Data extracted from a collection
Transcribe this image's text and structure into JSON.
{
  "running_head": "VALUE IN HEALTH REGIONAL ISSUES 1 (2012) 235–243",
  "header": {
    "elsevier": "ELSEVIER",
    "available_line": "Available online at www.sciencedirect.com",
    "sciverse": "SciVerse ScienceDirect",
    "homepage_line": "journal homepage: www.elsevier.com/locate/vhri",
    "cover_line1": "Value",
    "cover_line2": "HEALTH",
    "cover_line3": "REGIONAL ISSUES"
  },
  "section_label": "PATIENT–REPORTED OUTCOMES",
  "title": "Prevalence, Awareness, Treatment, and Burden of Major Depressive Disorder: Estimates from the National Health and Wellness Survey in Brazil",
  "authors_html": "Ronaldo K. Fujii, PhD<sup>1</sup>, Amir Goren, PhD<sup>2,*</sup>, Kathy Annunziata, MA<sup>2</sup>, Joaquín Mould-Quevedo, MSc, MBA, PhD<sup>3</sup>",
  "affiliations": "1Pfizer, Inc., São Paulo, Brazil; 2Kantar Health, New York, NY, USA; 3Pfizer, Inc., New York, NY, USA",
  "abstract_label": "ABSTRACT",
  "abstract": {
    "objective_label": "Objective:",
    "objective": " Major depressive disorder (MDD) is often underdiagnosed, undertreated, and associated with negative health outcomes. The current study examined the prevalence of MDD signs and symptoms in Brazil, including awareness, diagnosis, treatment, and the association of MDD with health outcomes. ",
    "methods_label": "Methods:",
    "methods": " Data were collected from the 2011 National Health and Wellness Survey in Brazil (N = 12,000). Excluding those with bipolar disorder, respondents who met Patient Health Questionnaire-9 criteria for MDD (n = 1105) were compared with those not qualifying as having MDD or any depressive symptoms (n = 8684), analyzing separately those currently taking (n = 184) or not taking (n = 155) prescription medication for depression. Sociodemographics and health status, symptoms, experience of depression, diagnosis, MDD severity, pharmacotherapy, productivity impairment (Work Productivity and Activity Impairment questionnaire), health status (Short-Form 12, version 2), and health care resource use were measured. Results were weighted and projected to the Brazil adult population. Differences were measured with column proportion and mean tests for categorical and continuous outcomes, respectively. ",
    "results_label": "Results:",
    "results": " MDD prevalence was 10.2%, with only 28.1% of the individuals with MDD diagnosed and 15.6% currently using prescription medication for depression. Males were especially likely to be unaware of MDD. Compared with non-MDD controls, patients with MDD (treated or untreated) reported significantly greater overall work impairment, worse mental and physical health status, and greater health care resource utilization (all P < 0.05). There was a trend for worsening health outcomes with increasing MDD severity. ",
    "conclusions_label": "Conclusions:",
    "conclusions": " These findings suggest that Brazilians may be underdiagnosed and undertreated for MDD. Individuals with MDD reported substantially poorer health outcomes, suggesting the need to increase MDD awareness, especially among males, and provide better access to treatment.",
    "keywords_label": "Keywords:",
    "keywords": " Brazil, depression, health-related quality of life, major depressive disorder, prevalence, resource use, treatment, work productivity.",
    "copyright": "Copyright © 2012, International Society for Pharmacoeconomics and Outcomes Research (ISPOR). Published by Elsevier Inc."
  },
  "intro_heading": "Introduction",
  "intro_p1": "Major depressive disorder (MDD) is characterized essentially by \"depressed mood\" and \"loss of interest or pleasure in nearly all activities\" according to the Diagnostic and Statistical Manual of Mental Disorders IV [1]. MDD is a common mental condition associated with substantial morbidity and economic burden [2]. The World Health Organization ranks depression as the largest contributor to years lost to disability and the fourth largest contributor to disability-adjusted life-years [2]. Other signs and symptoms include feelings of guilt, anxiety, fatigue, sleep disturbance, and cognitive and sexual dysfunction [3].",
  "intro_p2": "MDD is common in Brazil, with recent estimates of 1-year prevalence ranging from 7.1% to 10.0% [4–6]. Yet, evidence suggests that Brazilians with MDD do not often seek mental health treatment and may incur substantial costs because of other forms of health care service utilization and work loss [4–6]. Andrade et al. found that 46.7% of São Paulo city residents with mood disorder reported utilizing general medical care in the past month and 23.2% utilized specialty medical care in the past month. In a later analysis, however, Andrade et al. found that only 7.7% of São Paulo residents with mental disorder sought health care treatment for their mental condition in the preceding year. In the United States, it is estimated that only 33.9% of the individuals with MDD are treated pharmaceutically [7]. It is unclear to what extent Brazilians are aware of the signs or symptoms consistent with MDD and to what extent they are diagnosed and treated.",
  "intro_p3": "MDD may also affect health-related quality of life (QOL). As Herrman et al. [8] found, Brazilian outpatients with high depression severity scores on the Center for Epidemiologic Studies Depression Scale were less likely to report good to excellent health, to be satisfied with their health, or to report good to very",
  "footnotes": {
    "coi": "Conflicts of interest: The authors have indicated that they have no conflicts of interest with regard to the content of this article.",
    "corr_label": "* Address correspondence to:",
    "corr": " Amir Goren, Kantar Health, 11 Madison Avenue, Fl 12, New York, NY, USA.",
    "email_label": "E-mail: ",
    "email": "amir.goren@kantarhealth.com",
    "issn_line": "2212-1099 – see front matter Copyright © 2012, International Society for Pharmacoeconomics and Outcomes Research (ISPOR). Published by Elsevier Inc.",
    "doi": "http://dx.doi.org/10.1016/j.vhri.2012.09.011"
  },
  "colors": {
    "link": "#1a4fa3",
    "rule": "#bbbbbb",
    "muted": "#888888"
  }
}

→ **Exercise objective**
Look through the data above. Each line containing the word "ISPOR" needs to be copied.

→ **Your solution**
    "copyright": "Copyright © 2012, International Society for Pharmacoeconomics and Outcomes Research (ISPOR). Published by Elsevier Inc."
    "issn_line": "2212-1099 – see front matter Copyright © 2012, International Society for Pharmacoeconomics and Outcomes Research (ISPOR). Published by Elsevier Inc.",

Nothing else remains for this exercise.